Entries from a dataset
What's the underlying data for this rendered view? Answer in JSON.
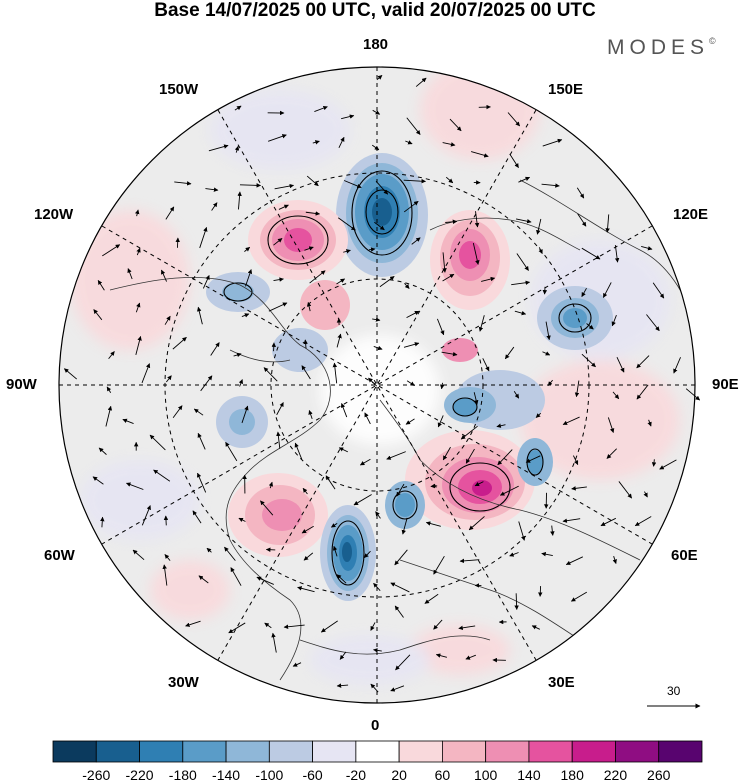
{
  "title": "Base 14/07/2025 00 UTC, valid 20/07/2025 00 UTC",
  "logo": "MODES",
  "logo_mark": "©",
  "longitude_labels": {
    "top": "180",
    "upper_left": "150W",
    "upper_right": "150E",
    "mid_upper_left": "120W",
    "mid_upper_right": "120E",
    "left": "90W",
    "right": "90E",
    "mid_lower_left": "60W",
    "mid_lower_right": "60E",
    "lower_left": "30W",
    "lower_right": "30E",
    "bottom": "0"
  },
  "vector_reference": {
    "label": "30"
  },
  "colorbar": {
    "colors": [
      "#0b3a5e",
      "#185f8f",
      "#2f7fb3",
      "#5a9cc8",
      "#8fb7d8",
      "#bccbe3",
      "#e6e5f3",
      "#ffffff",
      "#f9d9dc",
      "#f4b6c2",
      "#ee8fb3",
      "#e5539f",
      "#c81d8c",
      "#8f0d82",
      "#58046f"
    ],
    "labels": [
      "-260",
      "-220",
      "-180",
      "-140",
      "-100",
      "-60",
      "-20",
      "20",
      "60",
      "100",
      "140",
      "180",
      "220",
      "260"
    ]
  },
  "anomaly_centers": [
    {
      "type": "negative",
      "level": 5
    },
    {
      "type": "positive",
      "level": 4
    },
    {
      "type": "positive",
      "level": 4
    },
    {
      "type": "positive",
      "level": 4
    },
    {
      "type": "negative",
      "level": 5
    },
    {
      "type": "negative",
      "level": 3
    },
    {
      "type": "negative",
      "level": 3
    },
    {
      "type": "positive",
      "level": 2
    },
    {
      "type": "negative",
      "level": 2
    }
  ]
}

- _WRITTEN REQUEST_: Write out the material above once more, exactly as it reads, with no pictures.

- _ANSWER FOR THIS EXERCISE_:
What's the underlying data for this rendered view? Answer in JSON.
{
  "title": "Base 14/07/2025 00 UTC, valid 20/07/2025 00 UTC",
  "logo": "MODES",
  "logo_mark": "©",
  "longitude_labels": {
    "top": "180",
    "upper_left": "150W",
    "upper_right": "150E",
    "mid_upper_left": "120W",
    "mid_upper_right": "120E",
    "left": "90W",
    "right": "90E",
    "mid_lower_left": "60W",
    "mid_lower_right": "60E",
    "lower_left": "30W",
    "lower_right": "30E",
    "bottom": "0"
  },
  "vector_reference": {
    "label": "30"
  },
  "colorbar": {
    "colors": [
      "#0b3a5e",
      "#185f8f",
      "#2f7fb3",
      "#5a9cc8",
      "#8fb7d8",
      "#bccbe3",
      "#e6e5f3",
      "#ffffff",
      "#f9d9dc",
      "#f4b6c2",
      "#ee8fb3",
      "#e5539f",
      "#c81d8c",
      "#8f0d82",
      "#58046f"
    ],
    "labels": [
      "-260",
      "-220",
      "-180",
      "-140",
      "-100",
      "-60",
      "-20",
      "20",
      "60",
      "100",
      "140",
      "180",
      "220",
      "260"
    ]
  },
  "anomaly_centers": [
    {
      "type": "negative",
      "level": 5
    },
    {
      "type": "positive",
      "level": 4
    },
    {
      "type": "positive",
      "level": 4
    },
    {
      "type": "positive",
      "level": 4
    },
    {
      "type": "negative",
      "level": 5
    },
    {
      "type": "negative",
      "level": 3
    },
    {
      "type": "negative",
      "level": 3
    },
    {
      "type": "positive",
      "level": 2
    },
    {
      "type": "negative",
      "level": 2
    }
  ]
}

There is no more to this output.